### [TASK TO CARRY OUT]
Write the data out again, exactly as given.

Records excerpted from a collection
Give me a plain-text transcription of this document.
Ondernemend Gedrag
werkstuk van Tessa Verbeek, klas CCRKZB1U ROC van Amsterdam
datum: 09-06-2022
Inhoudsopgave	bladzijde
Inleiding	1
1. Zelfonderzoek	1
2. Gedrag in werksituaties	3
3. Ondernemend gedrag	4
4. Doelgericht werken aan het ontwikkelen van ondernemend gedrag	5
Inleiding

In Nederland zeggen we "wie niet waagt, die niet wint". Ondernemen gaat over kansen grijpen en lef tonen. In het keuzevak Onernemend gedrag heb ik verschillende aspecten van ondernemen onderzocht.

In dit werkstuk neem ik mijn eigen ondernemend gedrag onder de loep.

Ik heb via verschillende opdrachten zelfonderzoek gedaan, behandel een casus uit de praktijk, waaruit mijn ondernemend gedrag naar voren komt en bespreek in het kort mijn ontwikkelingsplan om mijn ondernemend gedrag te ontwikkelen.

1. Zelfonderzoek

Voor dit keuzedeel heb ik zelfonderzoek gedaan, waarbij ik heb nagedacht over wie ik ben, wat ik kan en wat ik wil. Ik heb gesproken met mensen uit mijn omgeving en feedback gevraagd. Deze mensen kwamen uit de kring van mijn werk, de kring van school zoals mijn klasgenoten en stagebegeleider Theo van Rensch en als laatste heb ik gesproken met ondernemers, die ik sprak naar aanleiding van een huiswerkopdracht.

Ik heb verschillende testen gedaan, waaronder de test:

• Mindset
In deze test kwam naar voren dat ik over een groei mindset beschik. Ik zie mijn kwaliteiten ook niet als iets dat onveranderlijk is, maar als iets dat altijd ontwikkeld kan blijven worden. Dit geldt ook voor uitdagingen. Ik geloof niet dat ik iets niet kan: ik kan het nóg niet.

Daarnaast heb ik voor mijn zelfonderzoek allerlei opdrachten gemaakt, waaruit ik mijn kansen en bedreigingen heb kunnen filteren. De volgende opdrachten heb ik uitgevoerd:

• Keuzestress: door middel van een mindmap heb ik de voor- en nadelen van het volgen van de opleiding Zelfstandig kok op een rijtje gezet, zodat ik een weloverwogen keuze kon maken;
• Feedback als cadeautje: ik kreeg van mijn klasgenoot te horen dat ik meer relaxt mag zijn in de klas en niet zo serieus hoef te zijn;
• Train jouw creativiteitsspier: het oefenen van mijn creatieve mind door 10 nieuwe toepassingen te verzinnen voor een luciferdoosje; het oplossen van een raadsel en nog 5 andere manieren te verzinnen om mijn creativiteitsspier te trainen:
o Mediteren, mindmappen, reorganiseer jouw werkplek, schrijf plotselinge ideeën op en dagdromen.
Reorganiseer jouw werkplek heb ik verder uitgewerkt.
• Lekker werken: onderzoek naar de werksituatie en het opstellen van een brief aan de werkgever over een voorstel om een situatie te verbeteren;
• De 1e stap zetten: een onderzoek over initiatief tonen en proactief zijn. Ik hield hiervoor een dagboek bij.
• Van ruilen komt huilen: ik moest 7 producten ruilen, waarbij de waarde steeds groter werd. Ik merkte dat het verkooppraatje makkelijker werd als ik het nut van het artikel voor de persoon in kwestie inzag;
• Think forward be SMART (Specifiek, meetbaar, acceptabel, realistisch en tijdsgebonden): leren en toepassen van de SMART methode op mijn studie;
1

### [TASK SOLUTION]
Give me a plain-text transcription of this document.
Ondernemend Gedrag
werkstuk van Tessa Verbeek, klas CCRKZB1U ROC van Amsterdam
datum: 09-06-2022
Inhoudsopgave	bladzijde
Inleiding	1
1. Zelfonderzoek	1
2. Gedrag in werksituaties	3
3. Ondernemend gedrag	4
4. Doelgericht werken aan het ontwikkelen van ondernemend gedrag	5
Inleiding

In Nederland zeggen we "wie niet waagt, die niet wint". Ondernemen gaat over kansen grijpen en lef tonen. In het keuzevak Onernemend gedrag heb ik verschillende aspecten van ondernemen onderzocht.

In dit werkstuk neem ik mijn eigen ondernemend gedrag onder de loep.

Ik heb via verschillende opdrachten zelfonderzoek gedaan, behandel een casus uit de praktijk, waaruit mijn ondernemend gedrag naar voren komt en bespreek in het kort mijn ontwikkelingsplan om mijn ondernemend gedrag te ontwikkelen.

1. Zelfonderzoek

Voor dit keuzedeel heb ik zelfonderzoek gedaan, waarbij ik heb nagedacht over wie ik ben, wat ik kan en wat ik wil. Ik heb gesproken met mensen uit mijn omgeving en feedback gevraagd. Deze mensen kwamen uit de kring van mijn werk, de kring van school zoals mijn klasgenoten en stagebegeleider Theo van Rensch en als laatste heb ik gesproken met ondernemers, die ik sprak naar aanleiding van een huiswerkopdracht.

Ik heb verschillende testen gedaan, waaronder de test:

• Mindset
In deze test kwam naar voren dat ik over een groei mindset beschik. Ik zie mijn kwaliteiten ook niet als iets dat onveranderlijk is, maar als iets dat altijd ontwikkeld kan blijven worden. Dit geldt ook voor uitdagingen. Ik geloof niet dat ik iets niet kan: ik kan het nóg niet.

Daarnaast heb ik voor mijn zelfonderzoek allerlei opdrachten gemaakt, waaruit ik mijn kansen en bedreigingen heb kunnen filteren. De volgende opdrachten heb ik uitgevoerd:

• Keuzestress: door middel van een mindmap heb ik de voor- en nadelen van het volgen van de opleiding Zelfstandig kok op een rijtje gezet, zodat ik een weloverwogen keuze kon maken;
• Feedback als cadeautje: ik kreeg van mijn klasgenoot te horen dat ik meer relaxt mag zijn in de klas en niet zo serieus hoef te zijn;
• Train jouw creativiteitsspier: het oefenen van mijn creatieve mind door 10 nieuwe toepassingen te verzinnen voor een luciferdoosje; het oplossen van een raadsel en nog 5 andere manieren te verzinnen om mijn creativiteitsspier te trainen:
o Mediteren, mindmappen, reorganiseer jouw werkplek, schrijf plotselinge ideeën op en dagdromen.
Reorganiseer jouw werkplek heb ik verder uitgewerkt.
• Lekker werken: onderzoek naar de werksituatie en het opstellen van een brief aan de werkgever over een voorstel om een situatie te verbeteren;
• De 1e stap zetten: een onderzoek over initiatief tonen en proactief zijn. Ik hield hiervoor een dagboek bij.
• Van ruilen komt huilen: ik moest 7 producten ruilen, waarbij de waarde steeds groter werd. Ik merkte dat het verkooppraatje makkelijker werd als ik het nut van het artikel voor de persoon in kwestie inzag;
• Think forward be SMART (Specifiek, meetbaar, acceptabel, realistisch en tijdsgebonden): leren en toepassen van de SMART methode op mijn studie;
1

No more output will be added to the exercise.